Task brief
Go through the data below and gather each line containing "ffffff".

[Start of Provided data]

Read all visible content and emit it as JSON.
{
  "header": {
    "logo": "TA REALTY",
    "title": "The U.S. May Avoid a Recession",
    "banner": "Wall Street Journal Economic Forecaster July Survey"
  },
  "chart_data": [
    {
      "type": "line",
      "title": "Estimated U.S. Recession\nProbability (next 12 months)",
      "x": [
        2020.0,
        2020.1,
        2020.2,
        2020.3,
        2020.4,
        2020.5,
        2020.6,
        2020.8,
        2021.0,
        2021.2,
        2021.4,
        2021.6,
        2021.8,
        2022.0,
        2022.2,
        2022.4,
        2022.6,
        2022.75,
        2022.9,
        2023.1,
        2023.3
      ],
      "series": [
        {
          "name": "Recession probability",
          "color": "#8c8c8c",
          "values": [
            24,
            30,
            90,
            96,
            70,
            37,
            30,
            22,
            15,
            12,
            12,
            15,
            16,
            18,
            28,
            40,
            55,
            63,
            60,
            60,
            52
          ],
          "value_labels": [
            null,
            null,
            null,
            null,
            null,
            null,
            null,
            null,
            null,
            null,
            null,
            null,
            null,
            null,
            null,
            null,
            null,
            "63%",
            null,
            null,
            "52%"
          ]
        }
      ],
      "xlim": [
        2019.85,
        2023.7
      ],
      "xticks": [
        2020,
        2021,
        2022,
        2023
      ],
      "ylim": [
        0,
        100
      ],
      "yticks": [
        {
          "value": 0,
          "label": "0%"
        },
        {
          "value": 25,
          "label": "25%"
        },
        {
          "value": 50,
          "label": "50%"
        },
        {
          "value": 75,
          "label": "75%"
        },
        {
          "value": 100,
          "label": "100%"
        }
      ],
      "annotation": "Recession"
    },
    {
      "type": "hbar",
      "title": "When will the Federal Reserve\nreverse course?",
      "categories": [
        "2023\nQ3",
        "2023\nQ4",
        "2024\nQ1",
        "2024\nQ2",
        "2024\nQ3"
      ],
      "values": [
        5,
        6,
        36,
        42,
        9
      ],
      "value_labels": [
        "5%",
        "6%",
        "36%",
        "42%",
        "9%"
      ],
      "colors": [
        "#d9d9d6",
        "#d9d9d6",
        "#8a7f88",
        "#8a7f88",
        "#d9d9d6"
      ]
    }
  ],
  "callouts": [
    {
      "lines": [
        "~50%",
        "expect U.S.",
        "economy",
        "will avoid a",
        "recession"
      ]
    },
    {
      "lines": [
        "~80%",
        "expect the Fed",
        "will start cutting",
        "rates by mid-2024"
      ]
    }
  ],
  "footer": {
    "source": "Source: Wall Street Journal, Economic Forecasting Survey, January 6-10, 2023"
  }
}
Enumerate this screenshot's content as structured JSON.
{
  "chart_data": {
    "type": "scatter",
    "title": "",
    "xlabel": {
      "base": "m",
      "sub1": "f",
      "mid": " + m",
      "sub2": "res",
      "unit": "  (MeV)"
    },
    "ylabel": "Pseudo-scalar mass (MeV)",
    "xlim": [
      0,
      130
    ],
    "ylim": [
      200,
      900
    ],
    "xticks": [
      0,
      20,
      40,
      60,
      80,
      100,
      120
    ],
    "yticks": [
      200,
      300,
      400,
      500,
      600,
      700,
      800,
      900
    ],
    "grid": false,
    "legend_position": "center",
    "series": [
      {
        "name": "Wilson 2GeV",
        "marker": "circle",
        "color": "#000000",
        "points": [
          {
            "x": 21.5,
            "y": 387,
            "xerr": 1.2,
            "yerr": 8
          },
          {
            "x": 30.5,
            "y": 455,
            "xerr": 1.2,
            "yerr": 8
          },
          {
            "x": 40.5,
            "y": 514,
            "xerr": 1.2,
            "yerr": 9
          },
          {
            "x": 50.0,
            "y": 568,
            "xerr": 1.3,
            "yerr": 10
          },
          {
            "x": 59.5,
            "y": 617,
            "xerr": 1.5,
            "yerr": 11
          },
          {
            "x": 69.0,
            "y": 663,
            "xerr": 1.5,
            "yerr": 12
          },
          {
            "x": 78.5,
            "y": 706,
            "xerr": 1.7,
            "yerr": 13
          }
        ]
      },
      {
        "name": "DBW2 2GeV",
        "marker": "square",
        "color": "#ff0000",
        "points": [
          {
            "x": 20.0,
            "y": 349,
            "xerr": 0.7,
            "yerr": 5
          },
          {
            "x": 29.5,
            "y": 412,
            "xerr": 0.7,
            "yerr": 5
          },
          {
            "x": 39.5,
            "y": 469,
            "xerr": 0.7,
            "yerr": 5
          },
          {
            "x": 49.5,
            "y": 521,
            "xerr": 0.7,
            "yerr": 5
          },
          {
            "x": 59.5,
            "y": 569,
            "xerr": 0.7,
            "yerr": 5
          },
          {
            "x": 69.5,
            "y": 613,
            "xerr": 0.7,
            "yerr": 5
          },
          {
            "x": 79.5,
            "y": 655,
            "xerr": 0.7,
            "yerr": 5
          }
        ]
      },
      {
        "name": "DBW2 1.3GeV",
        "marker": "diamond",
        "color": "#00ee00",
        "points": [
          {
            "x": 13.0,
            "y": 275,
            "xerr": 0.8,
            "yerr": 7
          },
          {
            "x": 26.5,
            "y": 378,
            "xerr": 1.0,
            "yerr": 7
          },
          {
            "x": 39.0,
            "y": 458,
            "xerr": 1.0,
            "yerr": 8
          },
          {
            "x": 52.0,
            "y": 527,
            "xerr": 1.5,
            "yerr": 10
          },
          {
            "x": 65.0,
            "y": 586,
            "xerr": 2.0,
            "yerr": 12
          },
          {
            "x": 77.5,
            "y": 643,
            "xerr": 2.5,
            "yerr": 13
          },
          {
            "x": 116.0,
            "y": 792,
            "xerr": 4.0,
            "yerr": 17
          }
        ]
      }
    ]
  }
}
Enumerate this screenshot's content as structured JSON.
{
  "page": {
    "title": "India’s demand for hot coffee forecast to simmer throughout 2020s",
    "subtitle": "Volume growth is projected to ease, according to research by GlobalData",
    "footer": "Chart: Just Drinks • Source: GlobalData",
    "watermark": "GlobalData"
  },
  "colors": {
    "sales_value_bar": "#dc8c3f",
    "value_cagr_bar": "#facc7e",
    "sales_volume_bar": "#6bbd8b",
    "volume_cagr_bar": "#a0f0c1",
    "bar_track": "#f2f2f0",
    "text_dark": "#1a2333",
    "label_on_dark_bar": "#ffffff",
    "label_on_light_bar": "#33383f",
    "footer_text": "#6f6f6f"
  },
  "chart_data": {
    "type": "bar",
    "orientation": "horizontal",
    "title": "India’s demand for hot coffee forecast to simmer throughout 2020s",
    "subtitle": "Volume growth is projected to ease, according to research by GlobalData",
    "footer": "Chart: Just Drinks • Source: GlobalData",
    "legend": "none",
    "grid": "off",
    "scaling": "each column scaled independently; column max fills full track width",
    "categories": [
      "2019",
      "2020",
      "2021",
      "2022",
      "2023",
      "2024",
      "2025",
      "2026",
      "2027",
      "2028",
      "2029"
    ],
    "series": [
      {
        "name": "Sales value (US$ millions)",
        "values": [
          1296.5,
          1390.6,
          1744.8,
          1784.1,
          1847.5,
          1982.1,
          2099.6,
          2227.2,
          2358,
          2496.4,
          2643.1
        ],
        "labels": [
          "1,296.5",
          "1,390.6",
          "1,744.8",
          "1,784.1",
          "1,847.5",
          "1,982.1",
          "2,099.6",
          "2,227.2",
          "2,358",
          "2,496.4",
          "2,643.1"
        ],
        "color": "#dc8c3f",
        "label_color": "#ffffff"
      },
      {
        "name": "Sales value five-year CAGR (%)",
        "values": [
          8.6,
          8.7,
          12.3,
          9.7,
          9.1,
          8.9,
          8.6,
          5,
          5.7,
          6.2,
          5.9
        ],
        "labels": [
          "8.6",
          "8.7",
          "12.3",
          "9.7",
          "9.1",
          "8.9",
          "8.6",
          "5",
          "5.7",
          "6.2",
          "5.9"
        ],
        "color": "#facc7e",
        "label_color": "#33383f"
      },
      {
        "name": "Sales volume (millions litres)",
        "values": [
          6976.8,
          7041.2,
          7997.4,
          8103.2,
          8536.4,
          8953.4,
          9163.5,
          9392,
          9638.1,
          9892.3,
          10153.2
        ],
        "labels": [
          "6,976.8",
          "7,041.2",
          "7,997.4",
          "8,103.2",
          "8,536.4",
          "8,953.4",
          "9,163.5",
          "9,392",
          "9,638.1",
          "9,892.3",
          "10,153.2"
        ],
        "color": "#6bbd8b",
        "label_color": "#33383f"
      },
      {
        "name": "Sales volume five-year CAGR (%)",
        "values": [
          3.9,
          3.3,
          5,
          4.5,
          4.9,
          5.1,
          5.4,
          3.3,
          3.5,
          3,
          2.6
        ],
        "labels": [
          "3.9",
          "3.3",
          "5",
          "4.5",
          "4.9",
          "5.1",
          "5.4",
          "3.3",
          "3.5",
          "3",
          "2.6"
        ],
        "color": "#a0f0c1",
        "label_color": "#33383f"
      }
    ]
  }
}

[End of Provided data]

Task response
    "label_on_dark_bar": "#ffffff",
        "label_color": "#ffffff"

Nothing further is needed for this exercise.